> [Written request]: Every record must be repeated exactly; omit any pictures they contain.
=== Exercise inputs ===
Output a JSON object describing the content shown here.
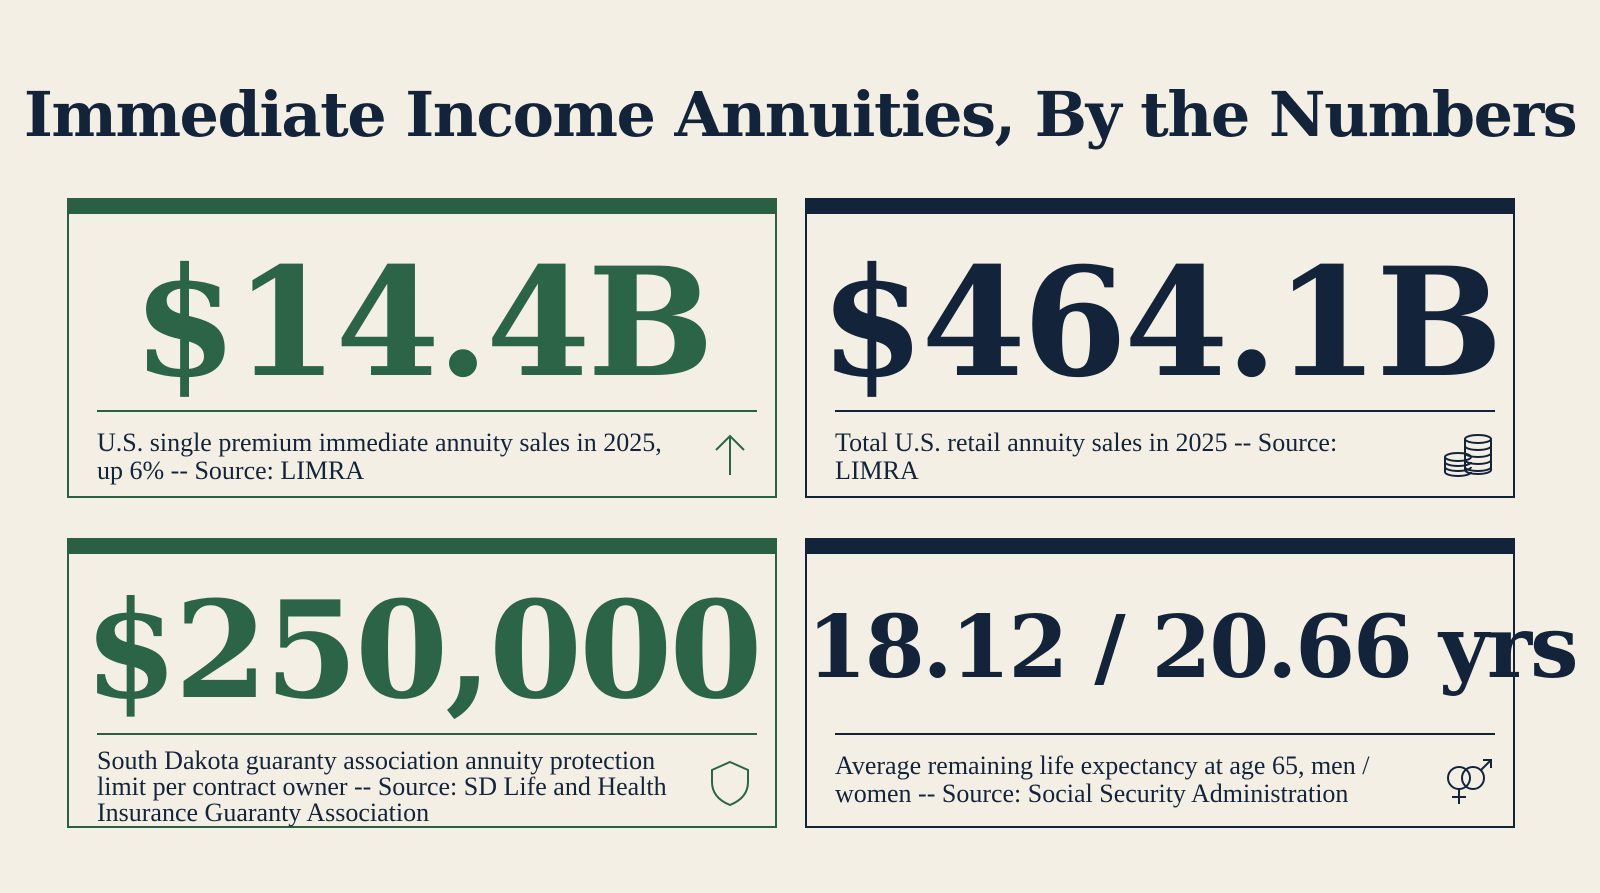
{
  "title": "Immediate Income Annuities, By the Numbers",
  "colors": {
    "green": "#2b6446",
    "navy": "#13243a",
    "background": "#f4efe5"
  },
  "cards": [
    {
      "stat": "$14.4B",
      "description": "U.S. single premium immediate annuity sales in 2025, up 6% -- Source: LIMRA",
      "icon": "arrow-up-icon",
      "accent": "green"
    },
    {
      "stat": "$464.1B",
      "description": "Total U.S. retail annuity sales in 2025 -- Source: LIMRA",
      "icon": "coin-stack-icon",
      "accent": "navy"
    },
    {
      "stat": "$250,000",
      "description": "South Dakota guaranty association annuity protection limit per contract owner -- Source: SD Life and Health Insurance Guaranty Association",
      "icon": "shield-icon",
      "accent": "green"
    },
    {
      "stat": "18.12 / 20.66 yrs",
      "description": "Average remaining life expectancy at age 65, men / women -- Source: Social Security Administration",
      "icon": "gender-symbols-icon",
      "accent": "navy"
    }
  ]
}
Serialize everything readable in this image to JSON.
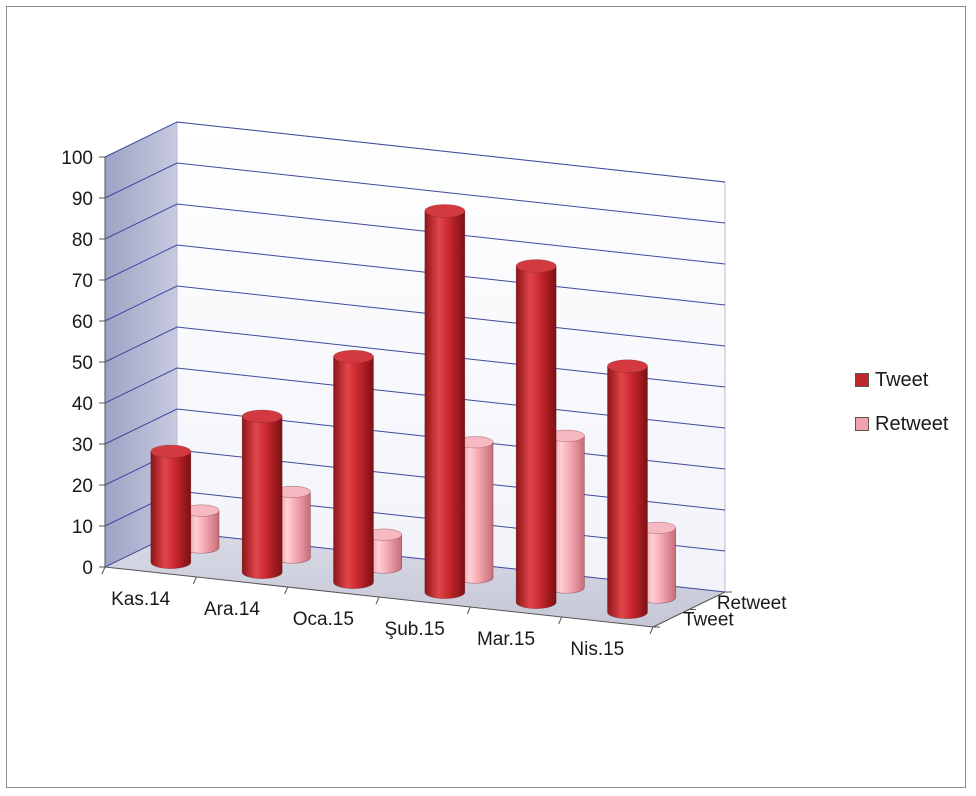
===
> [Output for this task]:
Output a JSON object describing the content shown here.
{
  "title": "Immediate Income Annuities, By the Numbers",
  "colors": {
    "green": "#2b6446",
    "navy": "#13243a",
    "background": "#f4efe5"
  },
  "cards": [
    {
      "stat": "$14.4B",
      "description": "U.S. single premium immediate annuity sales in 2025, up 6% -- Source: LIMRA",
      "icon": "arrow-up-icon",
      "accent": "green"
    },
    {
      "stat": "$464.1B",
      "description": "Total U.S. retail annuity sales in 2025 -- Source: LIMRA",
      "icon": "coin-stack-icon",
      "accent": "navy"
    },
    {
      "stat": "$250,000",
      "description": "South Dakota guaranty association annuity protection limit per contract owner -- Source: SD Life and Health Insurance Guaranty Association",
      "icon": "shield-icon",
      "accent": "green"
    },
    {
      "stat": "18.12 / 20.66 yrs",
      "description": "Average remaining life expectancy at age 65, men / women -- Source: Social Security Administration",
      "icon": "gender-symbols-icon",
      "accent": "navy"
    }
  ]
}
Serialize everything readable in this image to JSON.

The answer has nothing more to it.